::: Text provided :::
The lackluster forum names and the catch all threads were stumbled over and either dealt with or ignored based on who had admin rights for what and when; so basically, the team isn’t really communicating well, and no one really knows where anything needs to be. But we are giving it the ‘old college try’.

As a secondary light source, I would like to add that the forum ‘klashistan’ was described to me as a place where ‘anything goes’ (remember this point, there will be a test later) I liked the idea, myself. Someplace to consign threads, and the contributing members to same, that have descended into ad hominem hell. It saves the moderator from endless accusations of “you deleted” and “I’ve been wrongly banned” type bullshit.

…and it is bullshit, because moderating is an unpaid thankless job, and most of the ingrates who use forums have no idea just how thankless it is. The next time one of you average members out there posts criticism of site moderation on a particular site, and it stays there, you should give that moderator a medal. Hell, throw him a party. Because there isn’t any reason that he had to leave it there.

That handles the lighting. Now for the play itself.

A pain-in-the-ass member from a Yahoo Group dedicated to the Liberty Dollar decided to join the “Liberty Dollar Online” forum; When I say Mark Queen is a “pain-in-the-ass”, I have previous postings to prove it. That’s a condensed version. The thread lasted at least a month in time and spanned at least 20 posts. Definition of “pain-in-the-ass”.

And he wasn’t the first one. A few others joined up earlier, and finding that I was the dreaded ‘moderator’ they left, letting the owner know that they were leaving ‘because of me’. Good riddance, not that I actually cared one way or the other. None of them posted much of anything to credit or damn themselves with; I’ll cherish a adversary who can put together a decent argument just as highly as I do someone who shares common cause with me; however, incompetent whiners I have no time for. It’s not my fault so few of them are up to the task.
:::
## Required work:
1/ List every word or phrase that the forum moderation post sets in single quotation marks.
2/ Answer these questions using the forum moderation post:
(a) How was the forum ‘klashistan’ described to the writer?
(b) What was the Yahoo Group that Mark Queen came from dedicated to?
(c) At least how many posts did the thread span?
3/ Extract from the forum moderation post the passage starting at "A pain-in-the-ass member" and ending at "to the task.", copying it unchanged.
The listing has no part in any of the tasks.
::: Provided information :::
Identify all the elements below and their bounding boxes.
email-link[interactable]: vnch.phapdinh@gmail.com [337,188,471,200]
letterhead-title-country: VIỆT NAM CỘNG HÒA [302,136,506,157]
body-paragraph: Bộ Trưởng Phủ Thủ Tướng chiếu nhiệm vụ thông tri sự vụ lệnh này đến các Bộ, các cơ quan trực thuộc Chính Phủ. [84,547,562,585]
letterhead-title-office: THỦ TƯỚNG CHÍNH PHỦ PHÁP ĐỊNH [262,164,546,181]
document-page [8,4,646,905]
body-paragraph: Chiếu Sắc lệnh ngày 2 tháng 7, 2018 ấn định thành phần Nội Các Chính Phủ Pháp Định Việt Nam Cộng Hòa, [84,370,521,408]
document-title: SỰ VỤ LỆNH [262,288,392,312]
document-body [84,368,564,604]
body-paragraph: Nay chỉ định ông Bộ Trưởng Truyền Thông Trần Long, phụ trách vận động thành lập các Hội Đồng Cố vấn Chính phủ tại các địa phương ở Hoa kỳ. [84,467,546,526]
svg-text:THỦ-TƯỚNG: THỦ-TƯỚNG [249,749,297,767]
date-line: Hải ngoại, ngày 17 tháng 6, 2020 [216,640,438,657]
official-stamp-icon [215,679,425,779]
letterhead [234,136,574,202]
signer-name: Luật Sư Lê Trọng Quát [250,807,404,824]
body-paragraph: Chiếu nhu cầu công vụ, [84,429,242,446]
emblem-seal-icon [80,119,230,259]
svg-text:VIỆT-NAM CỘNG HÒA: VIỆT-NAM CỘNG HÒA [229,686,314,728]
:::
## Activity answers:
1/
old college try
klashistan
anything goes
moderator
because of me

2/
(a) As a place where ‘anything goes’.
(b) The Liberty Dollar.
(c) At least 20 posts.

3/
A pain-in-the-ass member from a Yahoo Group dedicated to the Liberty Dollar decided to join the “Liberty Dollar Online” forum; When I say Mark Queen is a “pain-in-the-ass”, I have previous postings to prove it. That’s a condensed version. The thread lasted at least a month in time and spanned at least 20 posts. Definition of “pain-in-the-ass”.

And he wasn’t the first one. A few others joined up earlier, and finding that I was the dreaded ‘moderator’ they left, letting the owner know that they were leaving ‘because of me’. Good riddance, not that I actually cared one way or the other. None of them posted much of anything to credit or damn themselves with; I’ll cherish a adversary who can put together a decent argument just as highly as I do someone who shares common cause with me; however, incompetent whiners I have no time for. It’s not my fault so few of them are up to the task.